Data in this exercise

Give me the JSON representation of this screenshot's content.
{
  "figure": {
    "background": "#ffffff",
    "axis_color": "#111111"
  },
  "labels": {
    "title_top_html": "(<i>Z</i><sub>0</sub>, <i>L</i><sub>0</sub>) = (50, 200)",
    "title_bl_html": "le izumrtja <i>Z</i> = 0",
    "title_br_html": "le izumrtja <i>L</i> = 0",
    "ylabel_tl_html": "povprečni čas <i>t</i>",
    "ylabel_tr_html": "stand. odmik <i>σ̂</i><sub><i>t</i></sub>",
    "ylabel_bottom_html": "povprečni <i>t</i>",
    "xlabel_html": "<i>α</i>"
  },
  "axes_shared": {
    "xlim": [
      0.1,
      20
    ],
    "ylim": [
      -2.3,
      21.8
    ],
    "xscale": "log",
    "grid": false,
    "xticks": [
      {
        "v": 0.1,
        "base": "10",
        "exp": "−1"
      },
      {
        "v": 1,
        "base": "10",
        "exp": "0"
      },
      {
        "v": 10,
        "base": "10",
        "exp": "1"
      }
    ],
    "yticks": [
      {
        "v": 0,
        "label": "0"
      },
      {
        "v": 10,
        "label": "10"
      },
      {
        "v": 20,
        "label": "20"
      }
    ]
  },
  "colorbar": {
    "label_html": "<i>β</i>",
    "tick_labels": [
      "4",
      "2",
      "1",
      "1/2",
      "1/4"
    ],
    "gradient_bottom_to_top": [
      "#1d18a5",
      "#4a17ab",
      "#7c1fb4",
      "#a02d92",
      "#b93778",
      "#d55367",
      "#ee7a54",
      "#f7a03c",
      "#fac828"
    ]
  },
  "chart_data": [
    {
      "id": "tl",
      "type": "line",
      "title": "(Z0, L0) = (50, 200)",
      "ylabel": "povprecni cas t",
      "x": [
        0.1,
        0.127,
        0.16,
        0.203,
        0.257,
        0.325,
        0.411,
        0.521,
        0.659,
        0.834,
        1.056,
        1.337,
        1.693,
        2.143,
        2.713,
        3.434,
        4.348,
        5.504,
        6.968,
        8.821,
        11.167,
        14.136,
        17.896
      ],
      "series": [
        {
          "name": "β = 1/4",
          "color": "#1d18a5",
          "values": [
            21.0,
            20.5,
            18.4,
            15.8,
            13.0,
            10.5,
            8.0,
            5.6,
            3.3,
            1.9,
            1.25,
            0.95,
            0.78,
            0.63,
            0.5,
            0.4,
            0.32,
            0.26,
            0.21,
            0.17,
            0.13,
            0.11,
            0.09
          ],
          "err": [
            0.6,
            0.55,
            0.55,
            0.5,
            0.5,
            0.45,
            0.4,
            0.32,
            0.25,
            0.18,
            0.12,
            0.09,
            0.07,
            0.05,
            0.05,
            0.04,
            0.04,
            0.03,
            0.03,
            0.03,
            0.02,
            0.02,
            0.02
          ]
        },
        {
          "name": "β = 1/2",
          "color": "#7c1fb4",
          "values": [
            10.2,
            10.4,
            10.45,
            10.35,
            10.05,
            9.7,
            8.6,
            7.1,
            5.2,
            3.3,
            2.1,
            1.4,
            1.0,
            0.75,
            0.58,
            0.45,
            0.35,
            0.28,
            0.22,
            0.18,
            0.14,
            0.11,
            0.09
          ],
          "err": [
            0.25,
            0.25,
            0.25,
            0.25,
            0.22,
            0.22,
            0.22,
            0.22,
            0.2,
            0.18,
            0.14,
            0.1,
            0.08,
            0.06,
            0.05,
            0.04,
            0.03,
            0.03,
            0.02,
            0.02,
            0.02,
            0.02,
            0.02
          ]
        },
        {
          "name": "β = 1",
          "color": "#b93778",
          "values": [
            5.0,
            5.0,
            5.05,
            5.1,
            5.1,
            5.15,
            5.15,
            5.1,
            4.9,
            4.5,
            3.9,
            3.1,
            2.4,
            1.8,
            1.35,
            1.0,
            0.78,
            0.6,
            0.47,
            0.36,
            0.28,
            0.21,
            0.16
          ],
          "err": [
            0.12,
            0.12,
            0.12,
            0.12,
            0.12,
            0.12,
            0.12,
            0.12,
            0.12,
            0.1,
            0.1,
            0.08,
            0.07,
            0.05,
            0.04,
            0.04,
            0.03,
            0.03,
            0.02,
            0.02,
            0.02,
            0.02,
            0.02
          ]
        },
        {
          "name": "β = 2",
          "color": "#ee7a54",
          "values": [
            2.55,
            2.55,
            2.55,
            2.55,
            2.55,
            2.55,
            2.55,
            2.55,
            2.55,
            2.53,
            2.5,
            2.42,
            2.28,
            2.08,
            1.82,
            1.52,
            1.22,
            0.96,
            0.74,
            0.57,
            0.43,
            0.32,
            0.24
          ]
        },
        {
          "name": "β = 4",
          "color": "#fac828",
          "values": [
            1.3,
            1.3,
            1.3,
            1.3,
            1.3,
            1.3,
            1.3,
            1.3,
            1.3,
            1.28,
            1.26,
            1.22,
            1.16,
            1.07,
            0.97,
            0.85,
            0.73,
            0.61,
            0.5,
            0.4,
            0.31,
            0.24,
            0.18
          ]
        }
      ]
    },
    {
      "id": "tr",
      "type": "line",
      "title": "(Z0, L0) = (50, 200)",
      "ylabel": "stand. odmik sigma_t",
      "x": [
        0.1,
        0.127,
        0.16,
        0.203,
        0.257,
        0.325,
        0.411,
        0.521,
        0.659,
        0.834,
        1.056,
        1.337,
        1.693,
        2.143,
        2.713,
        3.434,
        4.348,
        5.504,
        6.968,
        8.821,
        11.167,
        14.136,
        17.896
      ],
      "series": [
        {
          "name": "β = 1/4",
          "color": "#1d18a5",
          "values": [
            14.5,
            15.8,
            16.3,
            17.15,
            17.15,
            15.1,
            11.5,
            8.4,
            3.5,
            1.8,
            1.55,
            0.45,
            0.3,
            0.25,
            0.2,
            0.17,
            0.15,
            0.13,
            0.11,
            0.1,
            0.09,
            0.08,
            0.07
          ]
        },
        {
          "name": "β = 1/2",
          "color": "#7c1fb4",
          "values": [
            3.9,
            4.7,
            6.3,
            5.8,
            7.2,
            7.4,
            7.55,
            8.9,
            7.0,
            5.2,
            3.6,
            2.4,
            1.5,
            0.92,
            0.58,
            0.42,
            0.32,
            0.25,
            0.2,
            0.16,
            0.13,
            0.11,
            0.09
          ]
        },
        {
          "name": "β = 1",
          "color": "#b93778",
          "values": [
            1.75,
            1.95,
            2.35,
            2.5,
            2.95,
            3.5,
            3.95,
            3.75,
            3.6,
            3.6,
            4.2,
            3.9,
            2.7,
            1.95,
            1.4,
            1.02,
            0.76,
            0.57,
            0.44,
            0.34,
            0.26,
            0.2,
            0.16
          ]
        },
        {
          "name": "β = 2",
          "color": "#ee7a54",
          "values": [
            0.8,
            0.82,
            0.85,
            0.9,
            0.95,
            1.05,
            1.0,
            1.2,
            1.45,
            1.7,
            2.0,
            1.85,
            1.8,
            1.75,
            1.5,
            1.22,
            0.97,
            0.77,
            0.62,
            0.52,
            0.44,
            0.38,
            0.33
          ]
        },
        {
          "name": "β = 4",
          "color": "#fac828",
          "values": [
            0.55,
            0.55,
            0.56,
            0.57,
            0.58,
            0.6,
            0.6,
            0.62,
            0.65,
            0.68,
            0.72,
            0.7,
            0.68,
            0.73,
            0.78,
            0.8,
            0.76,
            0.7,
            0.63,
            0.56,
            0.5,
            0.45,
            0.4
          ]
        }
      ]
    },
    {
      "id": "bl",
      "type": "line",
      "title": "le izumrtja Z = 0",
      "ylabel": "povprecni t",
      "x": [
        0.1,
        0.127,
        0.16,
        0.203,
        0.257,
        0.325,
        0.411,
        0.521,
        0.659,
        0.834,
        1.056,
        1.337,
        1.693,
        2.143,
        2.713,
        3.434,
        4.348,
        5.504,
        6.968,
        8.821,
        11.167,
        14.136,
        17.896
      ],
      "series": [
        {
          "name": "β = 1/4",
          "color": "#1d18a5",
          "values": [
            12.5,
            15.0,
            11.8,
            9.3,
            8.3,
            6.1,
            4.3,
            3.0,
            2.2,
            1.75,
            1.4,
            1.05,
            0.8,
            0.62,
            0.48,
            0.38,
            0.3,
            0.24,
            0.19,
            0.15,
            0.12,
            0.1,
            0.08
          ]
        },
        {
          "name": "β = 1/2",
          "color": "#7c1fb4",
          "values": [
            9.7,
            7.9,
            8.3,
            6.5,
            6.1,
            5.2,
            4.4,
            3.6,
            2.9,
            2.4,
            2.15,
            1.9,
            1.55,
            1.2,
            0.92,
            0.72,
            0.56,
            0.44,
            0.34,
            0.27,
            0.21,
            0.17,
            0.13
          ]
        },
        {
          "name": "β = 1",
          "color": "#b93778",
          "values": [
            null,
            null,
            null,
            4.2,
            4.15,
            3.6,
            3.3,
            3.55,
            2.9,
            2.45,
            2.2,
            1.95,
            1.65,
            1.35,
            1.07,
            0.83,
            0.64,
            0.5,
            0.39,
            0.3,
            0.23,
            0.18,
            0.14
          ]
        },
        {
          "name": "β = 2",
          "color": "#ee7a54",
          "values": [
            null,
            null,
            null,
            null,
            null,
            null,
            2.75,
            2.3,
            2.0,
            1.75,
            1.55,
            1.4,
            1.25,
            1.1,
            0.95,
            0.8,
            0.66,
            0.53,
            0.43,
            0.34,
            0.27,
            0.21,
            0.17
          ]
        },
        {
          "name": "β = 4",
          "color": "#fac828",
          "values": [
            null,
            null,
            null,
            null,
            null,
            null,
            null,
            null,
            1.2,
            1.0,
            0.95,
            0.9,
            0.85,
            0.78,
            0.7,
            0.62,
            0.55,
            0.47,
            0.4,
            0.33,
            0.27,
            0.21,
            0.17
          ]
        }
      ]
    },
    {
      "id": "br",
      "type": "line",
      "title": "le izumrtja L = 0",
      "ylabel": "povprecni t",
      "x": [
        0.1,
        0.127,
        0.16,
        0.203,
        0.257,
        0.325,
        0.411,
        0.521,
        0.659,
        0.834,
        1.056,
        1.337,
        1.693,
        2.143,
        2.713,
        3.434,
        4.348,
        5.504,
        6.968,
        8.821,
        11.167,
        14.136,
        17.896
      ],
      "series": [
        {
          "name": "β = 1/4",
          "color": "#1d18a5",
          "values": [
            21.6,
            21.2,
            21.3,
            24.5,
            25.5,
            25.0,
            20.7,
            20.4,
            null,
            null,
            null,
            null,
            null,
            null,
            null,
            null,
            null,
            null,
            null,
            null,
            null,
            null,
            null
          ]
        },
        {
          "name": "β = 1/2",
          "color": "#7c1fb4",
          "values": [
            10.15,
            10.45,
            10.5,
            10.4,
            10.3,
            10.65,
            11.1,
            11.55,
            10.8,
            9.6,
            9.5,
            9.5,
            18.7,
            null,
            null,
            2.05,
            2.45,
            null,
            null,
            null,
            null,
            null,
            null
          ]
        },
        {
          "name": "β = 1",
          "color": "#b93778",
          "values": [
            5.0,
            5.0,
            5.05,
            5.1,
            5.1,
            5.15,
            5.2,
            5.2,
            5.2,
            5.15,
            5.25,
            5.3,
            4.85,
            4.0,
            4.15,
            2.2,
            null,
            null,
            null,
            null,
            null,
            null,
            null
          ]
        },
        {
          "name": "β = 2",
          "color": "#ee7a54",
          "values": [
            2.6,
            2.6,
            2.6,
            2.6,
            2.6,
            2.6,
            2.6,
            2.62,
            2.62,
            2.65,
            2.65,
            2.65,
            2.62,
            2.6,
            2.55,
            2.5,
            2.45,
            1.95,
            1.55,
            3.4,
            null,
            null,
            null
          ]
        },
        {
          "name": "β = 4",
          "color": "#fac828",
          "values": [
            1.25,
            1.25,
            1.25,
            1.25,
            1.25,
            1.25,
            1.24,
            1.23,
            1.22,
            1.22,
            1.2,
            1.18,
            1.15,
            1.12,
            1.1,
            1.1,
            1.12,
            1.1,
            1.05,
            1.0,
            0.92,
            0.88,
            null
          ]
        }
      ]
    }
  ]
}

What is expected
Find the word "stand" in the records and pull out each line that has it.

Result for this task
    "ylabel_tr_html": "stand. odmik <i>σ̂</i><sub><i>t</i></sub>",
      "ylabel": "stand. odmik sigma_t",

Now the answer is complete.